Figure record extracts
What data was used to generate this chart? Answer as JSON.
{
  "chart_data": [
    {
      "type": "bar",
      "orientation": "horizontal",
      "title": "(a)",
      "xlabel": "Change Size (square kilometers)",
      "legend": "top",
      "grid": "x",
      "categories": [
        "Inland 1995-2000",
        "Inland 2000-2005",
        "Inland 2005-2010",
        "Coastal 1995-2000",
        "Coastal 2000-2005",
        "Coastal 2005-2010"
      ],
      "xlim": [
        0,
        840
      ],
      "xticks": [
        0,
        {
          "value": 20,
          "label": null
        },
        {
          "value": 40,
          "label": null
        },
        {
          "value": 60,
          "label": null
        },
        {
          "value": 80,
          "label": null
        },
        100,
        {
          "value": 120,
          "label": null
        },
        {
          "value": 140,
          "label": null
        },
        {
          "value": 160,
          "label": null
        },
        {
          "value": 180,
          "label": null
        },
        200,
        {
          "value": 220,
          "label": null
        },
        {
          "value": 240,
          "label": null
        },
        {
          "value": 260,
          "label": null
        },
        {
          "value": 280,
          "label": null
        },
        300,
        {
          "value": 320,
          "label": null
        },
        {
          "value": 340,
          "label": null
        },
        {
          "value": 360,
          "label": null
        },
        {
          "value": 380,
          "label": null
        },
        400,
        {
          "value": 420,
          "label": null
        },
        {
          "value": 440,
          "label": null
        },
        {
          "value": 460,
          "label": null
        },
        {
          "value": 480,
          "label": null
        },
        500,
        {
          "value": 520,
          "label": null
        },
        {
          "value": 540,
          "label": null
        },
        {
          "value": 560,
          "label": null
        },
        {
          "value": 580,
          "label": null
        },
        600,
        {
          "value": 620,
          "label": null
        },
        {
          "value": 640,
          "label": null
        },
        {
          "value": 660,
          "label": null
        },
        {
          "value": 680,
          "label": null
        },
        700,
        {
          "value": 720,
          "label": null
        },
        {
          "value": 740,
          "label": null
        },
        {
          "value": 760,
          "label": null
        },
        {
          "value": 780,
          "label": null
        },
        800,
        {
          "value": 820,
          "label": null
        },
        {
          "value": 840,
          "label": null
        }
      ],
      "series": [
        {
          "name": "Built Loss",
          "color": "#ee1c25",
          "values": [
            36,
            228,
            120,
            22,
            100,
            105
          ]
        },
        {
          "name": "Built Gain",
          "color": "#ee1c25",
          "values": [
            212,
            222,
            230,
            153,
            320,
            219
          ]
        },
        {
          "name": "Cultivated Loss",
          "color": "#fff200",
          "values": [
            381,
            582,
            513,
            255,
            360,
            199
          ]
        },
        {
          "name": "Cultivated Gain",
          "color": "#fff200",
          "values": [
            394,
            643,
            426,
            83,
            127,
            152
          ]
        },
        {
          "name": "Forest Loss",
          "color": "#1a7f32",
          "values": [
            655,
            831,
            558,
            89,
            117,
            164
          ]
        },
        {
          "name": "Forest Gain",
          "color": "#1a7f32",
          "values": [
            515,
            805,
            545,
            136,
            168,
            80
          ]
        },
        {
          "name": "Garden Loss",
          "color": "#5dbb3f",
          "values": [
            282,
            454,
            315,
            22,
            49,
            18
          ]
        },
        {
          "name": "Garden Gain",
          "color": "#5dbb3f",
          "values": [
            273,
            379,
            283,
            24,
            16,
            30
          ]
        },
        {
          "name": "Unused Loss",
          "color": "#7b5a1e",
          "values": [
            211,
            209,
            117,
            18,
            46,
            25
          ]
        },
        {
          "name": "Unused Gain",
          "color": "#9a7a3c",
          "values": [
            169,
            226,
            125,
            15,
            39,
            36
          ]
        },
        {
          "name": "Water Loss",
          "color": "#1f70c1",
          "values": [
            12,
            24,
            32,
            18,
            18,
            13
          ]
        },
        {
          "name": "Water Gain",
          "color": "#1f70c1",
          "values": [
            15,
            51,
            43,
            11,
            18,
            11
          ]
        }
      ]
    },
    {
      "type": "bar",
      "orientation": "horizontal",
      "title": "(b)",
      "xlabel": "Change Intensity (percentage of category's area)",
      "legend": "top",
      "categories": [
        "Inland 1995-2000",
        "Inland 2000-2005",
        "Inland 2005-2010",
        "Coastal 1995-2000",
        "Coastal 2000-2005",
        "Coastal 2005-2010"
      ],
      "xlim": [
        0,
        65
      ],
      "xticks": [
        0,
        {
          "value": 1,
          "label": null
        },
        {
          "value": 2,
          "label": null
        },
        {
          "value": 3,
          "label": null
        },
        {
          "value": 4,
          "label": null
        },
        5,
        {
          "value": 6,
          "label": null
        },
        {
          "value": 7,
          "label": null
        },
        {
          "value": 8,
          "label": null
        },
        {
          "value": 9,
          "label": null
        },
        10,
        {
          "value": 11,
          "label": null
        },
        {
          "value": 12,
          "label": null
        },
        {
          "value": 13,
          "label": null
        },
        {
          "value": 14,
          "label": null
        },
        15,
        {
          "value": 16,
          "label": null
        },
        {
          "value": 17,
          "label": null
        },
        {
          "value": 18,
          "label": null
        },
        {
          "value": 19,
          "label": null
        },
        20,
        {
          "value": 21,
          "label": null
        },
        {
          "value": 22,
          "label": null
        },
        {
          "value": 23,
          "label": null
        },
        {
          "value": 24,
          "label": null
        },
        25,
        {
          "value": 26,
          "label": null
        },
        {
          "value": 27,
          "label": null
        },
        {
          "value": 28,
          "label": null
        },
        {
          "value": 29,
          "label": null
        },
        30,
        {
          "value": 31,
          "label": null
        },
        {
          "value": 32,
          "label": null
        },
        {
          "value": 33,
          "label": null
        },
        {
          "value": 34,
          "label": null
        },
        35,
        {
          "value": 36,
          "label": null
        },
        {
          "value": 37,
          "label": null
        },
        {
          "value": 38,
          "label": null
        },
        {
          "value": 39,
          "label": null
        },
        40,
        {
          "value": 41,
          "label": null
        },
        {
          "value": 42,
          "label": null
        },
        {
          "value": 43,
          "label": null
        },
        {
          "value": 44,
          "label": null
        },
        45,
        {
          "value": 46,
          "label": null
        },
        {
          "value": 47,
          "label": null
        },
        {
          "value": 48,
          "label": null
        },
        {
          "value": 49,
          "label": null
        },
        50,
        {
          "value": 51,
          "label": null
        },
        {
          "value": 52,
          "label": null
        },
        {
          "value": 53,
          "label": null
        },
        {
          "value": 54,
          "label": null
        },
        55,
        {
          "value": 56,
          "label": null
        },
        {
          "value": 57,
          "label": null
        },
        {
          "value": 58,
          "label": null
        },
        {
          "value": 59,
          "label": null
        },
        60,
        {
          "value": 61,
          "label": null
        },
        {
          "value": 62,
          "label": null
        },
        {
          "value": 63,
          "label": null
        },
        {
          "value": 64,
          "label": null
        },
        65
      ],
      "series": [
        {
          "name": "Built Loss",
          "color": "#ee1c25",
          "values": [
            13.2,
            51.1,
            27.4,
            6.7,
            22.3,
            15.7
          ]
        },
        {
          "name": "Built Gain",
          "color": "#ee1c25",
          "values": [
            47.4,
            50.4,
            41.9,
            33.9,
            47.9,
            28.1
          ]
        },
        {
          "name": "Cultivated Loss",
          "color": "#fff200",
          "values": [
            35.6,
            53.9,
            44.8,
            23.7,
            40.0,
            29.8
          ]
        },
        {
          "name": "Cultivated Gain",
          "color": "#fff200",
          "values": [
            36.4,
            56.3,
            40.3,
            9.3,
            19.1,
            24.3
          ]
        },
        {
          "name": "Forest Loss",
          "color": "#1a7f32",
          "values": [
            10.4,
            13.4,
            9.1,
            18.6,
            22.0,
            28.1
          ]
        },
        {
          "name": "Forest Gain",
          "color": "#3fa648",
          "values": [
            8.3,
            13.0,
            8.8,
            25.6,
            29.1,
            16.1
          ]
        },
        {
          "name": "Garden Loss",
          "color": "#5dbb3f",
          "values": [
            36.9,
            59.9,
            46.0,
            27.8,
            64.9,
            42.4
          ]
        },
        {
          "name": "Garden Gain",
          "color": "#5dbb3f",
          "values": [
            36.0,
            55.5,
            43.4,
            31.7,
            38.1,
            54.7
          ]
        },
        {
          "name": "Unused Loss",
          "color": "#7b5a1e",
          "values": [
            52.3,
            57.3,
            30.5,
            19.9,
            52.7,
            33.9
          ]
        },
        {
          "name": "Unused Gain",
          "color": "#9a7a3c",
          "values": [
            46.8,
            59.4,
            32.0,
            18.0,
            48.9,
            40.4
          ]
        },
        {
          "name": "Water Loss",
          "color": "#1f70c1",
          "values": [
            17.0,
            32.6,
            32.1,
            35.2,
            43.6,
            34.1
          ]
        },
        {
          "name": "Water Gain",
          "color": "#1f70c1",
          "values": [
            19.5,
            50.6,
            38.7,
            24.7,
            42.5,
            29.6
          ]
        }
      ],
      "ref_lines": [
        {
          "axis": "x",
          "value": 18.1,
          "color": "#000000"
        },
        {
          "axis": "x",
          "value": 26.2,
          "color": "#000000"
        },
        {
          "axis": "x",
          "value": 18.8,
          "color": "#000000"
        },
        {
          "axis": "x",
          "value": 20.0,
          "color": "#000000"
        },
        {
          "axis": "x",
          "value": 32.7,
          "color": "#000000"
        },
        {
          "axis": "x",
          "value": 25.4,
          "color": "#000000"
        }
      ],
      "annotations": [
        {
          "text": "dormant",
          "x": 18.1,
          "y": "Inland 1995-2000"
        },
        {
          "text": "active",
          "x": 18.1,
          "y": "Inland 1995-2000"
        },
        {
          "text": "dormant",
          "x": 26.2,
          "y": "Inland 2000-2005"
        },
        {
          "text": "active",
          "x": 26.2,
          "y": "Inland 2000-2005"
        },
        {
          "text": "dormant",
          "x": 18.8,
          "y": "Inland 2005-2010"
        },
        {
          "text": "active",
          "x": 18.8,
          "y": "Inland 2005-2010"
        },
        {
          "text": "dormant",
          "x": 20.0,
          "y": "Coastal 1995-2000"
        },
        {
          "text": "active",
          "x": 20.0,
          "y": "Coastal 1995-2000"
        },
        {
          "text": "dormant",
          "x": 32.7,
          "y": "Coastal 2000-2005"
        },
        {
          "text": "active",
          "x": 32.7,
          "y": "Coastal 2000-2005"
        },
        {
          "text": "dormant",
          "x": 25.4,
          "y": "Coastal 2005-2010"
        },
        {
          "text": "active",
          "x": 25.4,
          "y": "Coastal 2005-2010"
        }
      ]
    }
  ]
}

• [WHAT YOU HAVE TO DO]:
In the entries above, identify every line with the word "xlabel". Copy those lines.

• [OUTPUT]:
      "xlabel": "Change Size (square kilometers)",
      "xlabel": "Change Intensity (percentage of category's area)",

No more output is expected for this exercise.